Exercise directions
Find the word "Degrees" in the material below and gather every line that contains it.
--------
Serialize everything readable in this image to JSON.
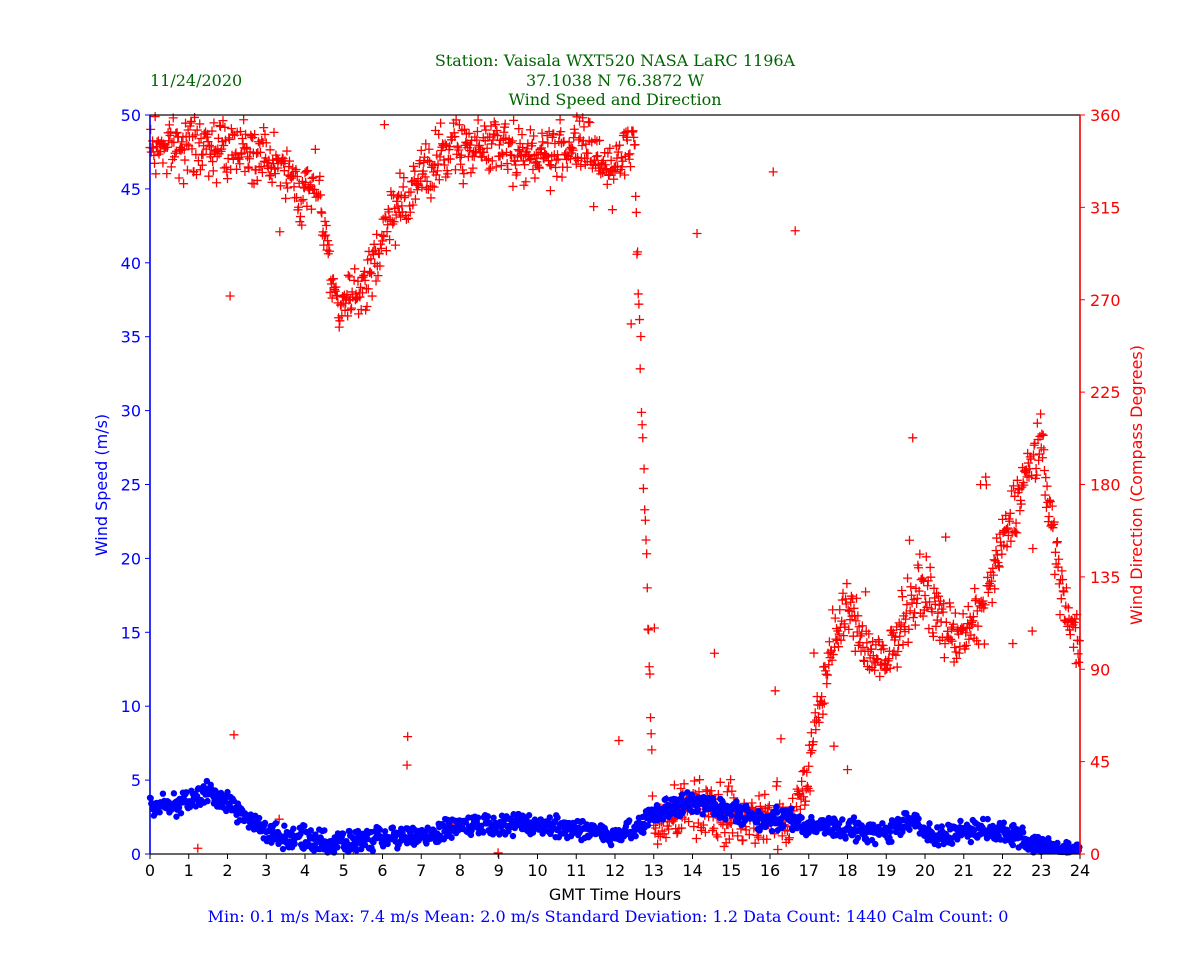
{
  "chart_data": {
    "type": "scatter",
    "date": "11/24/2020",
    "title_lines": [
      "Station:  Vaisala WXT520  NASA LaRC 1196A",
      "37.1038 N 76.3872 W",
      "Wind Speed and Direction"
    ],
    "xlabel": "GMT Time Hours",
    "ylabel_left": "Wind Speed (m/s)",
    "ylabel_right": "Wind Direction (Compass Degrees)",
    "xlim": [
      0,
      24
    ],
    "ylim_left": [
      0,
      50
    ],
    "ylim_right": [
      0,
      360
    ],
    "x_ticks": [
      "0",
      "1",
      "2",
      "3",
      "4",
      "5",
      "6",
      "7",
      "8",
      "9",
      "10",
      "11",
      "12",
      "13",
      "14",
      "15",
      "16",
      "17",
      "18",
      "19",
      "20",
      "21",
      "22",
      "23",
      "24"
    ],
    "y_ticks_left": [
      "0",
      "5",
      "10",
      "15",
      "20",
      "25",
      "30",
      "35",
      "40",
      "45",
      "50"
    ],
    "y_ticks_right": [
      "0",
      "45",
      "90",
      "135",
      "180",
      "225",
      "270",
      "315",
      "360"
    ],
    "summary": "Min: 0.1 m/s   Max: 7.4 m/s   Mean: 2.0 m/s  Standard Deviation: 1.2  Data Count: 1440  Calm Count:  0",
    "colors": {
      "speed": "#0000ff",
      "direction": "#ff0000",
      "title": "#006400",
      "axis": "#000000"
    },
    "series": [
      {
        "name": "Wind Speed (m/s)",
        "marker": "dot",
        "axis": "left",
        "trend_hours": [
          0,
          0.5,
          1,
          1.5,
          2,
          2.5,
          3,
          3.5,
          4,
          4.5,
          5,
          6,
          7,
          7.5,
          8,
          9,
          10,
          11,
          12,
          12.5,
          13,
          13.5,
          14,
          14.5,
          15,
          15.5,
          16,
          16.5,
          17,
          17.5,
          18,
          18.5,
          19,
          19.5,
          20,
          20.5,
          21,
          21.5,
          22,
          22.5,
          23,
          23.5,
          24
        ],
        "trend_values": [
          3.5,
          3.2,
          3.6,
          4.2,
          3.5,
          2.3,
          1.5,
          1.1,
          1.1,
          0.8,
          0.8,
          1.0,
          1.2,
          1.6,
          1.9,
          2.1,
          1.9,
          1.8,
          1.3,
          1.6,
          2.6,
          3.3,
          3.4,
          3.3,
          2.9,
          2.6,
          2.3,
          2.4,
          1.8,
          1.9,
          1.7,
          1.4,
          1.5,
          2.2,
          1.6,
          1.2,
          1.6,
          1.7,
          1.5,
          1.1,
          0.4,
          0.3,
          0.4
        ],
        "scatter_spread": 0.9
      },
      {
        "name": "Wind Direction (Compass Degrees)",
        "marker": "plus",
        "axis": "right",
        "trend_hours": [
          0,
          1,
          2,
          2.5,
          3,
          3.5,
          4,
          4.3,
          4.6,
          4.9,
          5.2,
          5.5,
          5.8,
          6.1,
          6.5,
          7,
          7.5,
          8,
          9,
          10,
          11,
          11.5,
          12,
          12.5,
          13,
          14,
          15,
          15.5,
          16,
          16.5,
          17,
          17.5,
          18,
          18.5,
          19,
          19.5,
          20,
          20.5,
          21,
          21.5,
          22,
          22.5,
          23,
          23.5,
          24
        ],
        "trend_values": [
          345,
          345,
          345,
          345,
          340,
          330,
          320,
          330,
          295,
          260,
          275,
          270,
          290,
          305,
          320,
          330,
          340,
          345,
          345,
          340,
          345,
          340,
          335,
          345,
          15,
          25,
          20,
          18,
          18,
          15,
          40,
          95,
          120,
          100,
          90,
          120,
          130,
          110,
          105,
          120,
          150,
          180,
          200,
          130,
          100
        ],
        "scatter_spread": 14
      }
    ]
  }
}
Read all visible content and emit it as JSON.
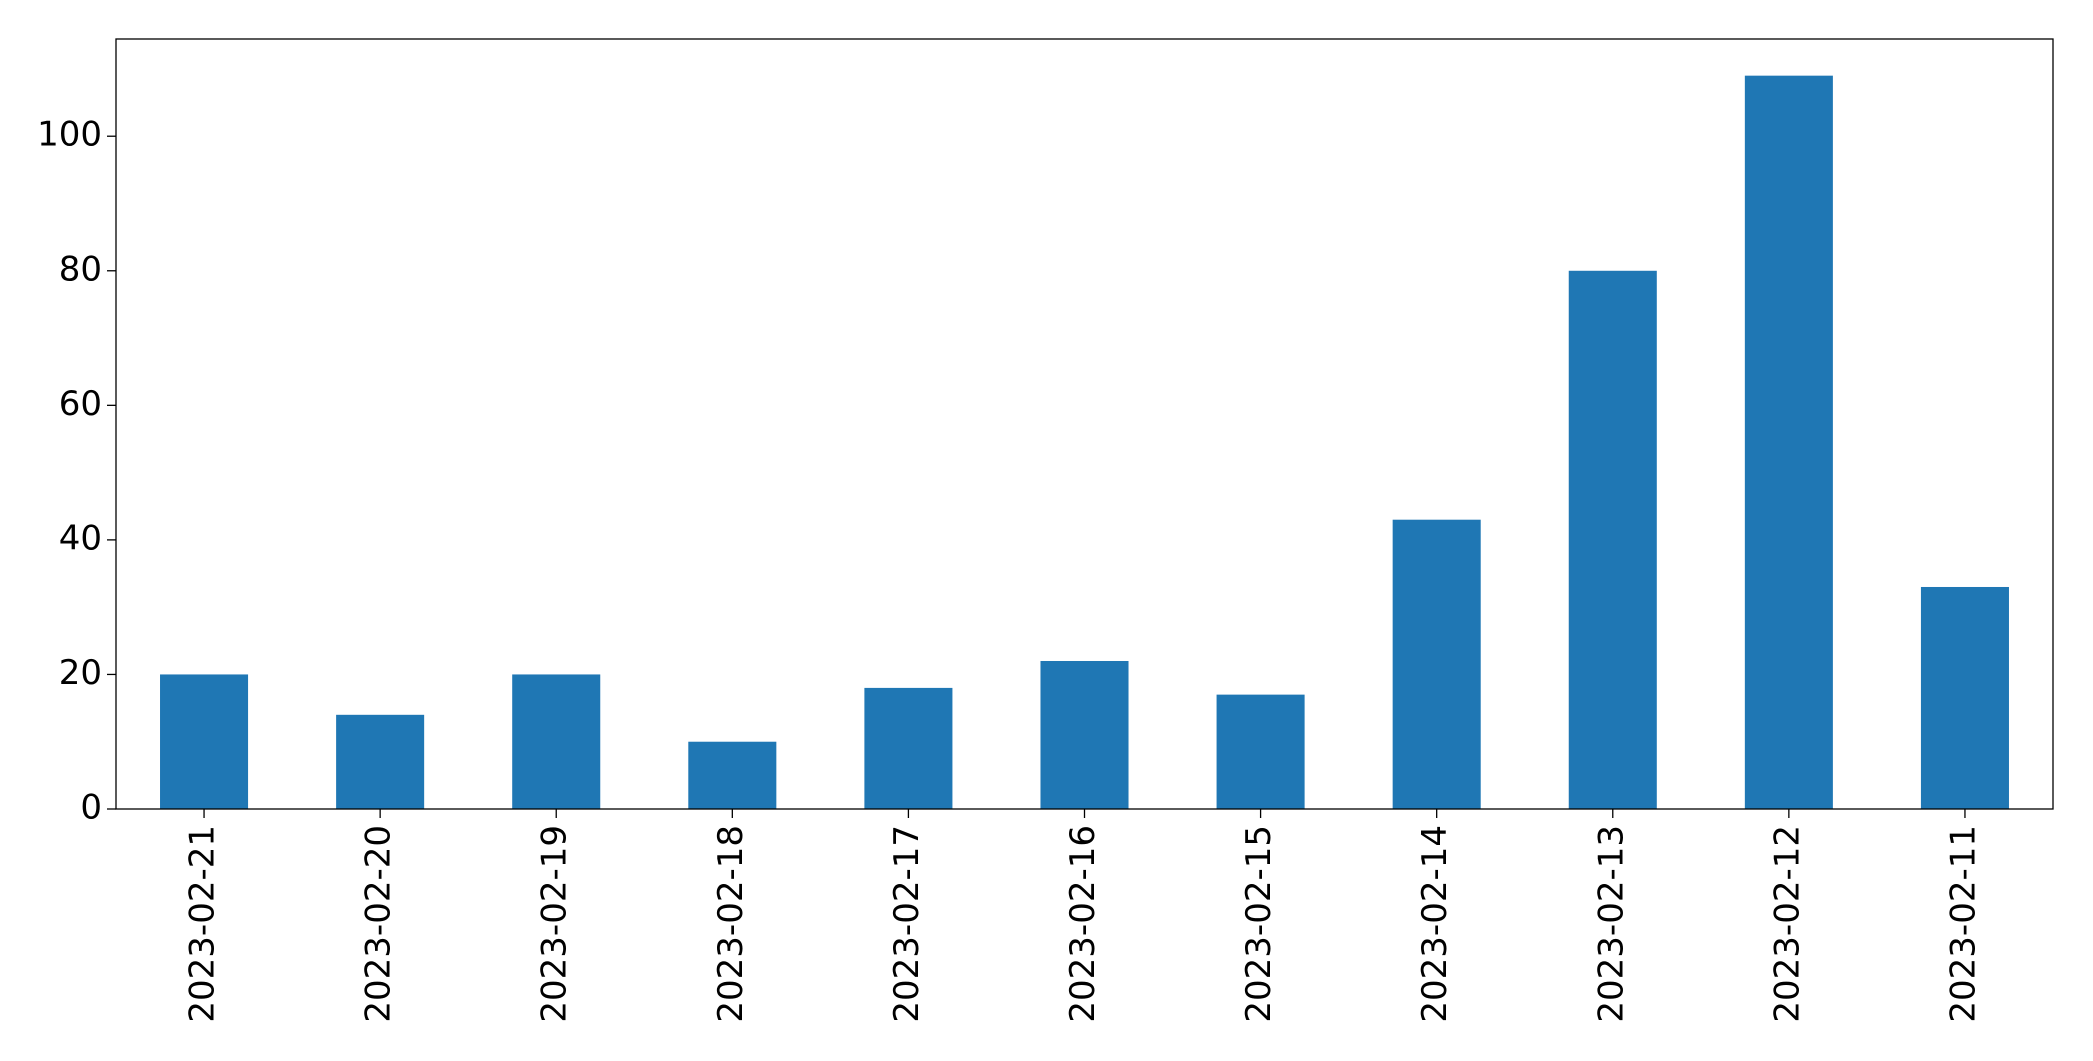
{
  "chart_data": {
    "type": "bar",
    "categories": [
      "2023-02-21",
      "2023-02-20",
      "2023-02-19",
      "2023-02-18",
      "2023-02-17",
      "2023-02-16",
      "2023-02-15",
      "2023-02-14",
      "2023-02-13",
      "2023-02-12",
      "2023-02-11"
    ],
    "values": [
      20,
      14,
      20,
      10,
      18,
      22,
      17,
      43,
      80,
      109,
      33
    ],
    "color": "#1f77b4",
    "ylim": [
      0,
      114.45
    ],
    "yticks": [
      0,
      20,
      40,
      60,
      80,
      100
    ],
    "grid": false
  }
}
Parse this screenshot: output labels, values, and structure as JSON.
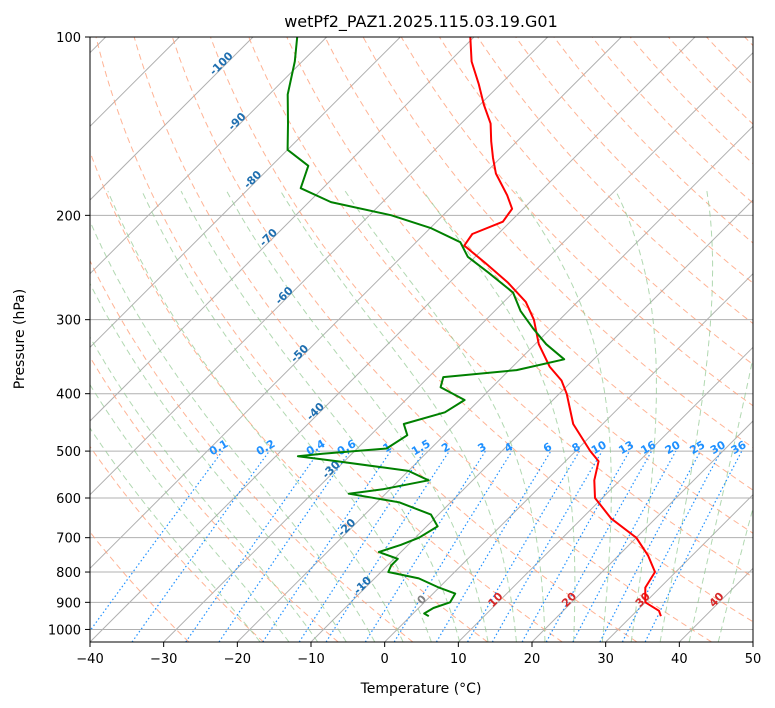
{
  "chart_data": {
    "type": "line",
    "title": "wetPf2_PAZ1.2025.115.03.19.G01",
    "xlabel": "Temperature (°C)",
    "ylabel": "Pressure (hPa)",
    "xlim": [
      -40,
      50
    ],
    "ylim": [
      1050,
      100
    ],
    "y_scale": "log",
    "skew": 45,
    "grid": true,
    "x_ticks": [
      -40,
      -30,
      -20,
      -10,
      0,
      10,
      20,
      30,
      40,
      50
    ],
    "x_tick_labels": [
      "−40",
      "−30",
      "−20",
      "−10",
      "0",
      "10",
      "20",
      "30",
      "40",
      "50"
    ],
    "y_ticks": [
      100,
      200,
      300,
      400,
      500,
      600,
      700,
      800,
      900,
      1000
    ],
    "y_tick_labels": [
      "100",
      "200",
      "300",
      "400",
      "500",
      "600",
      "700",
      "800",
      "900",
      "1000"
    ],
    "colors": {
      "temperature": "#ff0000",
      "dewpoint": "#008000",
      "isotherm": "#b0b0b0",
      "dry_adiabat": "#ffa07a",
      "moist_adiabat": "#90c890",
      "mixing_ratio": "#1e90ff",
      "mixing_label": "#1e90ff",
      "isotherm_label_cold": "#1f6fb0",
      "isotherm_label_zero": "#808080",
      "isotherm_label_warm": "#d62728"
    },
    "series": [
      {
        "key": "temperature",
        "points": [
          {
            "p": 950,
            "t": 34.0
          },
          {
            "p": 930,
            "t": 33.0
          },
          {
            "p": 900,
            "t": 30.0
          },
          {
            "p": 850,
            "t": 28.0
          },
          {
            "p": 800,
            "t": 27.2
          },
          {
            "p": 750,
            "t": 24.0
          },
          {
            "p": 700,
            "t": 20.0
          },
          {
            "p": 650,
            "t": 14.0
          },
          {
            "p": 600,
            "t": 9.0
          },
          {
            "p": 560,
            "t": 6.5
          },
          {
            "p": 520,
            "t": 4.5
          },
          {
            "p": 500,
            "t": 2.0
          },
          {
            "p": 450,
            "t": -4.0
          },
          {
            "p": 400,
            "t": -9.0
          },
          {
            "p": 380,
            "t": -11.5
          },
          {
            "p": 360,
            "t": -15.0
          },
          {
            "p": 330,
            "t": -19.5
          },
          {
            "p": 300,
            "t": -23.5
          },
          {
            "p": 280,
            "t": -27.0
          },
          {
            "p": 260,
            "t": -32.0
          },
          {
            "p": 240,
            "t": -38.0
          },
          {
            "p": 225,
            "t": -43.0
          },
          {
            "p": 215,
            "t": -43.5
          },
          {
            "p": 205,
            "t": -41.0
          },
          {
            "p": 195,
            "t": -41.5
          },
          {
            "p": 185,
            "t": -44.0
          },
          {
            "p": 170,
            "t": -48.5
          },
          {
            "p": 160,
            "t": -51.0
          },
          {
            "p": 150,
            "t": -53.5
          },
          {
            "p": 140,
            "t": -56.0
          },
          {
            "p": 130,
            "t": -59.5
          },
          {
            "p": 120,
            "t": -63.0
          },
          {
            "p": 110,
            "t": -67.0
          },
          {
            "p": 100,
            "t": -70.5
          }
        ]
      },
      {
        "key": "dewpoint",
        "points": [
          {
            "p": 950,
            "t": 2.5
          },
          {
            "p": 940,
            "t": 1.5
          },
          {
            "p": 920,
            "t": 2.0
          },
          {
            "p": 900,
            "t": 3.5
          },
          {
            "p": 870,
            "t": 3.0
          },
          {
            "p": 850,
            "t": 0.0
          },
          {
            "p": 820,
            "t": -4.0
          },
          {
            "p": 800,
            "t": -9.0
          },
          {
            "p": 780,
            "t": -9.5
          },
          {
            "p": 760,
            "t": -9.5
          },
          {
            "p": 740,
            "t": -13.0
          },
          {
            "p": 720,
            "t": -11.0
          },
          {
            "p": 700,
            "t": -9.5
          },
          {
            "p": 670,
            "t": -8.5
          },
          {
            "p": 640,
            "t": -11.0
          },
          {
            "p": 610,
            "t": -17.0
          },
          {
            "p": 590,
            "t": -25.0
          },
          {
            "p": 580,
            "t": -21.0
          },
          {
            "p": 560,
            "t": -16.0
          },
          {
            "p": 540,
            "t": -20.0
          },
          {
            "p": 520,
            "t": -31.0
          },
          {
            "p": 510,
            "t": -37.0
          },
          {
            "p": 505,
            "t": -34.0
          },
          {
            "p": 495,
            "t": -26.0
          },
          {
            "p": 470,
            "t": -25.0
          },
          {
            "p": 450,
            "t": -27.0
          },
          {
            "p": 430,
            "t": -23.0
          },
          {
            "p": 410,
            "t": -22.0
          },
          {
            "p": 390,
            "t": -27.0
          },
          {
            "p": 375,
            "t": -28.0
          },
          {
            "p": 365,
            "t": -19.0
          },
          {
            "p": 350,
            "t": -14.0
          },
          {
            "p": 330,
            "t": -18.5
          },
          {
            "p": 310,
            "t": -22.5
          },
          {
            "p": 290,
            "t": -26.5
          },
          {
            "p": 270,
            "t": -30.0
          },
          {
            "p": 250,
            "t": -36.0
          },
          {
            "p": 235,
            "t": -41.0
          },
          {
            "p": 222,
            "t": -44.0
          },
          {
            "p": 210,
            "t": -50.0
          },
          {
            "p": 200,
            "t": -57.0
          },
          {
            "p": 190,
            "t": -67.0
          },
          {
            "p": 180,
            "t": -73.0
          },
          {
            "p": 165,
            "t": -75.0
          },
          {
            "p": 155,
            "t": -80.0
          },
          {
            "p": 140,
            "t": -83.5
          },
          {
            "p": 125,
            "t": -87.5
          },
          {
            "p": 110,
            "t": -91.0
          },
          {
            "p": 100,
            "t": -94.0
          }
        ]
      }
    ],
    "isotherm_labels": [
      {
        "text": "-100",
        "t": -100
      },
      {
        "text": "-90",
        "t": -90
      },
      {
        "text": "-80",
        "t": -80
      },
      {
        "text": "-70",
        "t": -70
      },
      {
        "text": "-60",
        "t": -60
      },
      {
        "text": "-50",
        "t": -50
      },
      {
        "text": "-40",
        "t": -40
      },
      {
        "text": "-30",
        "t": -30
      },
      {
        "text": "-20",
        "t": -20
      },
      {
        "text": "-10",
        "t": -10
      },
      {
        "text": "0",
        "t": 0
      },
      {
        "text": "10",
        "t": 10
      },
      {
        "text": "20",
        "t": 20
      },
      {
        "text": "30",
        "t": 30
      },
      {
        "text": "40",
        "t": 40
      }
    ],
    "mixing_ratio_labels": [
      "0.1",
      "0.2",
      "0.4",
      "0.6",
      "1",
      "1.5",
      "2",
      "3",
      "4",
      "6",
      "8",
      "10",
      "13",
      "16",
      "20",
      "25",
      "30",
      "36"
    ]
  }
}
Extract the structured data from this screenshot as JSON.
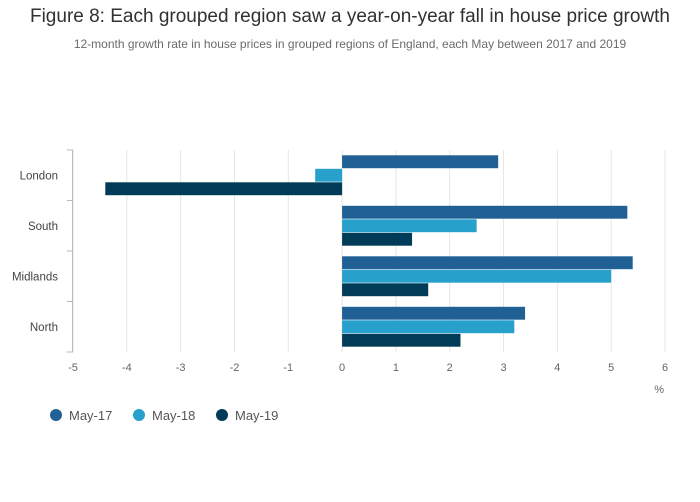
{
  "chart_data": {
    "type": "bar",
    "orientation": "horizontal",
    "title": "Figure 8: Each grouped region saw a year-on-year fall in house price growth",
    "subtitle": "12-month growth rate in house prices in grouped regions of England, each May between 2017 and 2019",
    "categories": [
      "London",
      "South",
      "Midlands",
      "North"
    ],
    "series": [
      {
        "name": "May-17",
        "color": "#206095",
        "values": [
          2.9,
          5.3,
          5.4,
          3.4
        ]
      },
      {
        "name": "May-18",
        "color": "#27a0cc",
        "values": [
          -0.5,
          2.5,
          5.0,
          3.2
        ]
      },
      {
        "name": "May-19",
        "color": "#003c57",
        "values": [
          -4.4,
          1.3,
          1.6,
          2.2
        ]
      }
    ],
    "xlim": [
      -5,
      6
    ],
    "xticks": [
      "-5",
      "-4",
      "-3",
      "-2",
      "-1",
      "0",
      "1",
      "2",
      "3",
      "4",
      "5",
      "6"
    ],
    "xlabel": "%",
    "ylabel": "",
    "grid": true,
    "legend": "bottom-left"
  }
}
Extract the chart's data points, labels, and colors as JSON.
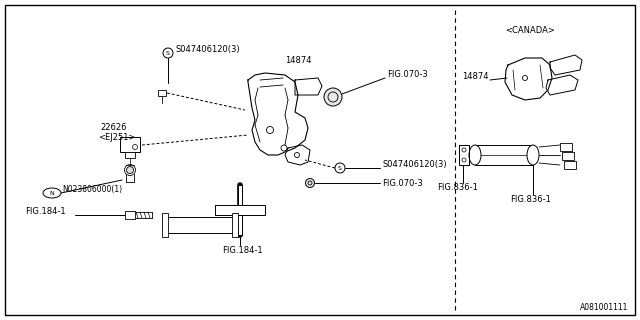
{
  "bg_color": "#ffffff",
  "line_color": "#000000",
  "gray_color": "#888888",
  "labels": {
    "screw_top": "S047406120(3)",
    "part_14874_main": "14874",
    "fig_070_3_top": "FIG.070-3",
    "part_22626_line1": "22626",
    "part_22626_line2": "<EJ251>",
    "nut": "N023806000(1)",
    "fig_184_left": "FIG.184-1",
    "fig_184_center": "FIG.184-1",
    "screw_mid": "S047406120(3)",
    "fig_070_3_bot": "FIG.070-3",
    "canada": "<CANADA>",
    "part_14874_canada": "14874",
    "fig_836_left": "FIG.836-1",
    "fig_836_right": "FIG.836-1",
    "fig_ref": "A081001111"
  },
  "font_size": 6.0,
  "font_size_tiny": 5.5
}
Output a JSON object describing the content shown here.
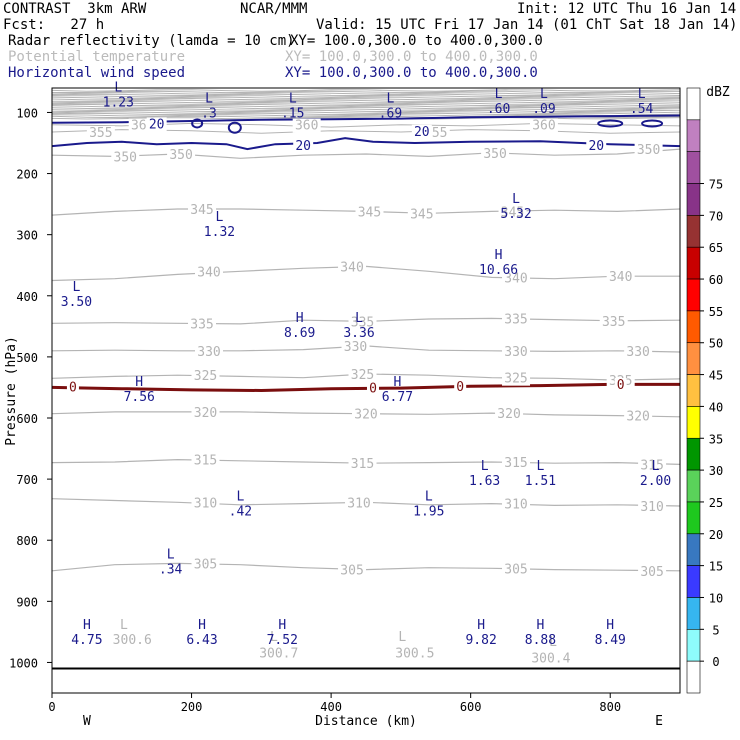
--------
Output
    "ylabel_right": "Wind Direction (Compass Degrees)",
        "name": "Wind Direction (Compass Degrees)",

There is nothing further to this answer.